* [Passage provided]:
Through acting exercises with the likes of Nadine Labaki, Georges Khabbaz, Rafic Ali Ahmad, those 16 men and women found themselves not looking at each other as enemies, but as friends. Instead of being wary of going to the sessions, they became excited. They’d want to go, see their friend from Jabal Mohsen or Bab el Tebbaneh, and maybe even hang out with them afterwards.

In the midst of that, those 16 men and women got threats. What they were doing did not sit well with higher up forces who know that their true power can only be fed by hate being present all the time between Jabal Mohsen and Bab el Tebbaneh: friendship, amicability and humanity should not be allowed.

Those young heroes stuck through it anyway. They knew what they were doing was more important than threats: they were setting an example, coming up with a beautiful story for their city and the country, a story that had to be told.

The result of those 4 months was a play called “Love and War on the Rooftop – A Tripolitan Tale,” featuring every single one of those 16 men and women in roles that tell the story, in satire, of their lives on the rooftops of their neighborhoods, as they try to be friends to the backdrop of bombs, snipers, death and inter-sectarian love.

Meet the cast:

In the play’s one hour duration, those young men and women, through their humor, their Northern accent, their interaction and the sheer passion with which they performed showed a jam-packed room a side of Tripoli that those people had probably never seen before: a city whose youth just want to have fun, be friends with each other, love each other and give you something to laugh at in the process.

This Tripolitan cast is not a bunch of professional actors, but they might as well have been. They gave it their all on stage, so much so that when the crowds gave them a standing ovation, many of them were in tears. They couldn’t believe what they were seeing, that there were people applauding them.

As the play ended, the main actor Khodor, who plays the play within a play’s director, had a few words to say. He probably meant what he said as a joke, but they resonated with me because his words were the embodiment of my deepest convictions about his city, and what the country fails to grasp.

He said: “I think I speak for all of us when I say we never dreamt, in our whole life, of watching a play. And now we’re acting in one.”

* [What you will do]:
1. Say whether each statement agrees with the passage about the Tripoli play, answering yes or no and quoting the deciding words: (a) The play runs for one hour. (b) The cast is made up of professional actors. (c) Khodor plays the director of the play within the play.
2. Set down word for word the part of the passage about the Tripoli play between "The result of" and "in the process.", inclusive.

* [Data for review]:
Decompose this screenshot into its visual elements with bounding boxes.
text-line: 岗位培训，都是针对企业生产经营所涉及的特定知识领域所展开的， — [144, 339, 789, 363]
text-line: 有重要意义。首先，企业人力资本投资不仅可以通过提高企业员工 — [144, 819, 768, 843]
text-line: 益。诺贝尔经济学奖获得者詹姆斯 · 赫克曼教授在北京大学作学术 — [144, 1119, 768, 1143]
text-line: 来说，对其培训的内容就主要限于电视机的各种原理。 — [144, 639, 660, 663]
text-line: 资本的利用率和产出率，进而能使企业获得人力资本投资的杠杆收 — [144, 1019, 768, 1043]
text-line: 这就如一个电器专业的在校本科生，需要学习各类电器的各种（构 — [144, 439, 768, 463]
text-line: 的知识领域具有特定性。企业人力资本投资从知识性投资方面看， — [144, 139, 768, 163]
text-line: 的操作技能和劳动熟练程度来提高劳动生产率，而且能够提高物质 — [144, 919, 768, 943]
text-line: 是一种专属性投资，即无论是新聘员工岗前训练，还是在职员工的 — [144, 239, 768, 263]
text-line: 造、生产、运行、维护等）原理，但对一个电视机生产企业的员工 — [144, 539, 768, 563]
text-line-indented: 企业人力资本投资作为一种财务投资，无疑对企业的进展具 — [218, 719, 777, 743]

* [Problem solutions]:
1.
(a) Yes: "In the play’s one hour duration"
(b) No: "This Tripolitan cast is not a bunch of professional actors"
(c) Yes: "the main actor Khodor, who plays the play within a play’s director"

2.
The result of those 4 months was a play called “Love and War on the Rooftop – A Tripolitan Tale,” featuring every single one of those 16 men and women in roles that tell the story, in satire, of their lives on the rooftops of their neighborhoods, as they try to be friends to the backdrop of bombs, snipers, death and inter-sectarian love.

Meet the cast:

In the play’s one hour duration, those young men and women, through their humor, their Northern accent, their interaction and the sheer passion with which they performed showed a jam-packed room a side of Tripoli that those people had probably never seen before: a city whose youth just want to have fun, be friends with each other, love each other and give you something to laugh at in the process.